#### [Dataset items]

#####

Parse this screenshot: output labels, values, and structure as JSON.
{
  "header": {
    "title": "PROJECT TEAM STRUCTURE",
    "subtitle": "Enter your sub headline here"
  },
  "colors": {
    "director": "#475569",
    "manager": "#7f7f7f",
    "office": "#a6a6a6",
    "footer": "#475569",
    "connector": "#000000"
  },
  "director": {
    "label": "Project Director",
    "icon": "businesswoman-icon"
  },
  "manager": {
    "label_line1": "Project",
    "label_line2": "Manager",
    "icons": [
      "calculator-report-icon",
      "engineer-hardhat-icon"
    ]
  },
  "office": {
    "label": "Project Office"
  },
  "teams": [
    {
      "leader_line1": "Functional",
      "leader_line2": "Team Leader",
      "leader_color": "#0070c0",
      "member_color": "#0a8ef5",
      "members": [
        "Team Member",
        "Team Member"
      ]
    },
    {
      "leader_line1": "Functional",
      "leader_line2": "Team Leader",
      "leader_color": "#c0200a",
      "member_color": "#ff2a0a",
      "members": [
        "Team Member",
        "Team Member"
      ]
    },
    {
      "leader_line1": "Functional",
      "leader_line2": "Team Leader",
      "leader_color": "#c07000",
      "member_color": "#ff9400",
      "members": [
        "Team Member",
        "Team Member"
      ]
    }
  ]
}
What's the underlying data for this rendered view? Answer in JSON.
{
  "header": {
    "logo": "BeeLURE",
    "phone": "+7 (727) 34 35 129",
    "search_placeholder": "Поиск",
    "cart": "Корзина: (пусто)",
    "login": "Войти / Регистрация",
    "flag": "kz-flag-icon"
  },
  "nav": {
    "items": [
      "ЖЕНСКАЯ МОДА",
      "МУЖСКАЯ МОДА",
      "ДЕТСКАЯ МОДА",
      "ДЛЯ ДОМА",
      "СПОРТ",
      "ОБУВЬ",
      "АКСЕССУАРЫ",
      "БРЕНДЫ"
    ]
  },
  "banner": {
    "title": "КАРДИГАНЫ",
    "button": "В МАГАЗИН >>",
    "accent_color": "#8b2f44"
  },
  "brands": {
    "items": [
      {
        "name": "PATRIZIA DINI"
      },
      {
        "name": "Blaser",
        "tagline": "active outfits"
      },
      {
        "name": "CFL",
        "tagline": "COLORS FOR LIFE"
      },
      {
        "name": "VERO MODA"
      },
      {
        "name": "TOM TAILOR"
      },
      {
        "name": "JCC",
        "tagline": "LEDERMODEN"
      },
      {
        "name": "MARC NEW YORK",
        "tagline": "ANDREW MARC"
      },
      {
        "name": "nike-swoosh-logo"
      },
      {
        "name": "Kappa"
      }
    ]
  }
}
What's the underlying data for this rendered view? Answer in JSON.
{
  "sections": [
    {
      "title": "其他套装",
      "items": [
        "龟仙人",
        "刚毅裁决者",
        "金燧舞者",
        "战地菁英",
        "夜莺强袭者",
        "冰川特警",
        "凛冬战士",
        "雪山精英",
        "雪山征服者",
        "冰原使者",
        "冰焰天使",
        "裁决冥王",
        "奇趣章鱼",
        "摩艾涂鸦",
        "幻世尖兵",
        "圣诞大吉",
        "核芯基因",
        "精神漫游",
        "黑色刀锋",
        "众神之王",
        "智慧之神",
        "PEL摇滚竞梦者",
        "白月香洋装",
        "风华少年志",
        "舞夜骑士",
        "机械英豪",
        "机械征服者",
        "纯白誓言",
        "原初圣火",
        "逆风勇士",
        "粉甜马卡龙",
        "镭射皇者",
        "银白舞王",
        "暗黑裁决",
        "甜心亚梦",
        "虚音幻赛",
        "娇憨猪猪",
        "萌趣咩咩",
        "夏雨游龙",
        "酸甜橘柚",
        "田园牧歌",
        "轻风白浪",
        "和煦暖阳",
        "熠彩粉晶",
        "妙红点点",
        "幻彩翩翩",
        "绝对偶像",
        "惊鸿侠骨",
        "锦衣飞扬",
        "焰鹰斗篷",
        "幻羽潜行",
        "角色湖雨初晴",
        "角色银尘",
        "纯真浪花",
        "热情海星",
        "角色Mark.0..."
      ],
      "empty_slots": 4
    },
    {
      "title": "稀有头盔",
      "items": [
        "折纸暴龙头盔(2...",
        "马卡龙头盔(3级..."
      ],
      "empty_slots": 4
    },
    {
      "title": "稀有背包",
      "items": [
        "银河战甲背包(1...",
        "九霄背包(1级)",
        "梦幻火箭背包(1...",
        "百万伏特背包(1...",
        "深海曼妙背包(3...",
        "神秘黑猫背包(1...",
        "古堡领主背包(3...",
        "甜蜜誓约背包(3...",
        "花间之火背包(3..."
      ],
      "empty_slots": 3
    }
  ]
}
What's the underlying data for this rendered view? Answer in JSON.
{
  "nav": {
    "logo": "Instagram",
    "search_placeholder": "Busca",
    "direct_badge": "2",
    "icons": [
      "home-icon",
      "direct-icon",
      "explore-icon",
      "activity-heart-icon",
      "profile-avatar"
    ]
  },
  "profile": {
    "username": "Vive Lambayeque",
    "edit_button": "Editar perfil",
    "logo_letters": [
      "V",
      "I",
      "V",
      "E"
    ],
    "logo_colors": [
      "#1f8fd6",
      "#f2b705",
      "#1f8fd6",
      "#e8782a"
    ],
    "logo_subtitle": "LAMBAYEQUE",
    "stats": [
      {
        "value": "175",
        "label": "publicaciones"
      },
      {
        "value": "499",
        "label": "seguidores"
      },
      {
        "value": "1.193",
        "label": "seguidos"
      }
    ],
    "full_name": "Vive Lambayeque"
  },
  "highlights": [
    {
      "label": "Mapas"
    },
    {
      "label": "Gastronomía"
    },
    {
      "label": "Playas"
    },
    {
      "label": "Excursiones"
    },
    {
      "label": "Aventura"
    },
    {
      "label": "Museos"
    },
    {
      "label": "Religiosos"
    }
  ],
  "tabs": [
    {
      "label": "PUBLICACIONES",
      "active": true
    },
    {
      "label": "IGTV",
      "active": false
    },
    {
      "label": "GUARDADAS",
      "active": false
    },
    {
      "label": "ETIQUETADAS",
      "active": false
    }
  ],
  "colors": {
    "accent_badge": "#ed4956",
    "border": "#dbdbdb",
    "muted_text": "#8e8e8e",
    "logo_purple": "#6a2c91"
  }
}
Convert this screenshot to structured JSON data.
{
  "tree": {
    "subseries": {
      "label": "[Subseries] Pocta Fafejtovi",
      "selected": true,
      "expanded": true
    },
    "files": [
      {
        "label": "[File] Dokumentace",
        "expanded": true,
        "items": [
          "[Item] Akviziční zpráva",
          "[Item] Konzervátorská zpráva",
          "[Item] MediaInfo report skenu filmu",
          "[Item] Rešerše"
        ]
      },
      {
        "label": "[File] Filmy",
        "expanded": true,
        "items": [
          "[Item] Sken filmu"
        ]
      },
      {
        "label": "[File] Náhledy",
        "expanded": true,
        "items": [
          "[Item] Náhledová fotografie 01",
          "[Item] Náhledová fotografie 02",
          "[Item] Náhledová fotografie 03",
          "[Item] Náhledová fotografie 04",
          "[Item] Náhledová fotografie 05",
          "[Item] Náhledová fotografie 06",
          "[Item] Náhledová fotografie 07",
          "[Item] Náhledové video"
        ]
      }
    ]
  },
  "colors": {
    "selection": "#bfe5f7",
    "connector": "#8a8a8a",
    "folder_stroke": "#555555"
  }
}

#####

#### [DIRECTION]
Please output the complete data exactly.

#### [COMPLETED EXERCISE]
Parse this screenshot: output labels, values, and structure as JSON.
{
  "header": {
    "title": "PROJECT TEAM STRUCTURE",
    "subtitle": "Enter your sub headline here"
  },
  "colors": {
    "director": "#475569",
    "manager": "#7f7f7f",
    "office": "#a6a6a6",
    "footer": "#475569",
    "connector": "#000000"
  },
  "director": {
    "label": "Project Director",
    "icon": "businesswoman-icon"
  },
  "manager": {
    "label_line1": "Project",
    "label_line2": "Manager",
    "icons": [
      "calculator-report-icon",
      "engineer-hardhat-icon"
    ]
  },
  "office": {
    "label": "Project Office"
  },
  "teams": [
    {
      "leader_line1": "Functional",
      "leader_line2": "Team Leader",
      "leader_color": "#0070c0",
      "member_color": "#0a8ef5",
      "members": [
        "Team Member",
        "Team Member"
      ]
    },
    {
      "leader_line1": "Functional",
      "leader_line2": "Team Leader",
      "leader_color": "#c0200a",
      "member_color": "#ff2a0a",
      "members": [
        "Team Member",
        "Team Member"
      ]
    },
    {
      "leader_line1": "Functional",
      "leader_line2": "Team Leader",
      "leader_color": "#c07000",
      "member_color": "#ff9400",
      "members": [
        "Team Member",
        "Team Member"
      ]
    }
  ]
}
What's the underlying data for this rendered view? Answer in JSON.
{
  "header": {
    "logo": "BeeLURE",
    "phone": "+7 (727) 34 35 129",
    "search_placeholder": "Поиск",
    "cart": "Корзина: (пусто)",
    "login": "Войти / Регистрация",
    "flag": "kz-flag-icon"
  },
  "nav": {
    "items": [
      "ЖЕНСКАЯ МОДА",
      "МУЖСКАЯ МОДА",
      "ДЕТСКАЯ МОДА",
      "ДЛЯ ДОМА",
      "СПОРТ",
      "ОБУВЬ",
      "АКСЕССУАРЫ",
      "БРЕНДЫ"
    ]
  },
  "banner": {
    "title": "КАРДИГАНЫ",
    "button": "В МАГАЗИН >>",
    "accent_color": "#8b2f44"
  },
  "brands": {
    "items": [
      {
        "name": "PATRIZIA DINI"
      },
      {
        "name": "Blaser",
        "tagline": "active outfits"
      },
      {
        "name": "CFL",
        "tagline": "COLORS FOR LIFE"
      },
      {
        "name": "VERO MODA"
      },
      {
        "name": "TOM TAILOR"
      },
      {
        "name": "JCC",
        "tagline": "LEDERMODEN"
      },
      {
        "name": "MARC NEW YORK",
        "tagline": "ANDREW MARC"
      },
      {
        "name": "nike-swoosh-logo"
      },
      {
        "name": "Kappa"
      }
    ]
  }
}
What's the underlying data for this rendered view? Answer in JSON.
{
  "sections": [
    {
      "title": "其他套装",
      "items": [
        "龟仙人",
        "刚毅裁决者",
        "金燧舞者",
        "战地菁英",
        "夜莺强袭者",
        "冰川特警",
        "凛冬战士",
        "雪山精英",
        "雪山征服者",
        "冰原使者",
        "冰焰天使",
        "裁决冥王",
        "奇趣章鱼",
        "摩艾涂鸦",
        "幻世尖兵",
        "圣诞大吉",
        "核芯基因",
        "精神漫游",
        "黑色刀锋",
        "众神之王",
        "智慧之神",
        "PEL摇滚竞梦者",
        "白月香洋装",
        "风华少年志",
        "舞夜骑士",
        "机械英豪",
        "机械征服者",
        "纯白誓言",
        "原初圣火",
        "逆风勇士",
        "粉甜马卡龙",
        "镭射皇者",
        "银白舞王",
        "暗黑裁决",
        "甜心亚梦",
        "虚音幻赛",
        "娇憨猪猪",
        "萌趣咩咩",
        "夏雨游龙",
        "酸甜橘柚",
        "田园牧歌",
        "轻风白浪",
        "和煦暖阳",
        "熠彩粉晶",
        "妙红点点",
        "幻彩翩翩",
        "绝对偶像",
        "惊鸿侠骨",
        "锦衣飞扬",
        "焰鹰斗篷",
        "幻羽潜行",
        "角色湖雨初晴",
        "角色银尘",
        "纯真浪花",
        "热情海星",
        "角色Mark.0..."
      ],
      "empty_slots": 4
    },
    {
      "title": "稀有头盔",
      "items": [
        "折纸暴龙头盔(2...",
        "马卡龙头盔(3级..."
      ],
      "empty_slots": 4
    },
    {
      "title": "稀有背包",
      "items": [
        "银河战甲背包(1...",
        "九霄背包(1级)",
        "梦幻火箭背包(1...",
        "百万伏特背包(1...",
        "深海曼妙背包(3...",
        "神秘黑猫背包(1...",
        "古堡领主背包(3...",
        "甜蜜誓约背包(3...",
        "花间之火背包(3..."
      ],
      "empty_slots": 3
    }
  ]
}
What's the underlying data for this rendered view? Answer in JSON.
{
  "nav": {
    "logo": "Instagram",
    "search_placeholder": "Busca",
    "direct_badge": "2",
    "icons": [
      "home-icon",
      "direct-icon",
      "explore-icon",
      "activity-heart-icon",
      "profile-avatar"
    ]
  },
  "profile": {
    "username": "Vive Lambayeque",
    "edit_button": "Editar perfil",
    "logo_letters": [
      "V",
      "I",
      "V",
      "E"
    ],
    "logo_colors": [
      "#1f8fd6",
      "#f2b705",
      "#1f8fd6",
      "#e8782a"
    ],
    "logo_subtitle": "LAMBAYEQUE",
    "stats": [
      {
        "value": "175",
        "label": "publicaciones"
      },
      {
        "value": "499",
        "label": "seguidores"
      },
      {
        "value": "1.193",
        "label": "seguidos"
      }
    ],
    "full_name": "Vive Lambayeque"
  },
  "highlights": [
    {
      "label": "Mapas"
    },
    {
      "label": "Gastronomía"
    },
    {
      "label": "Playas"
    },
    {
      "label": "Excursiones"
    },
    {
      "label": "Aventura"
    },
    {
      "label": "Museos"
    },
    {
      "label": "Religiosos"
    }
  ],
  "tabs": [
    {
      "label": "PUBLICACIONES",
      "active": true
    },
    {
      "label": "IGTV",
      "active": false
    },
    {
      "label": "GUARDADAS",
      "active": false
    },
    {
      "label": "ETIQUETADAS",
      "active": false
    }
  ],
  "colors": {
    "accent_badge": "#ed4956",
    "border": "#dbdbdb",
    "muted_text": "#8e8e8e",
    "logo_purple": "#6a2c91"
  }
}
Convert this screenshot to structured JSON data.
{
  "tree": {
    "subseries": {
      "label": "[Subseries] Pocta Fafejtovi",
      "selected": true,
      "expanded": true
    },
    "files": [
      {
        "label": "[File] Dokumentace",
        "expanded": true,
        "items": [
          "[Item] Akviziční zpráva",
          "[Item] Konzervátorská zpráva",
          "[Item] MediaInfo report skenu filmu",
          "[Item] Rešerše"
        ]
      },
      {
        "label": "[File] Filmy",
        "expanded": true,
        "items": [
          "[Item] Sken filmu"
        ]
      },
      {
        "label": "[File] Náhledy",
        "expanded": true,
        "items": [
          "[Item] Náhledová fotografie 01",
          "[Item] Náhledová fotografie 02",
          "[Item] Náhledová fotografie 03",
          "[Item] Náhledová fotografie 04",
          "[Item] Náhledová fotografie 05",
          "[Item] Náhledová fotografie 06",
          "[Item] Náhledová fotografie 07",
          "[Item] Náhledové video"
        ]
      }
    ]
  },
  "colors": {
    "selection": "#bfe5f7",
    "connector": "#8a8a8a",
    "folder_stroke": "#555555"
  }
}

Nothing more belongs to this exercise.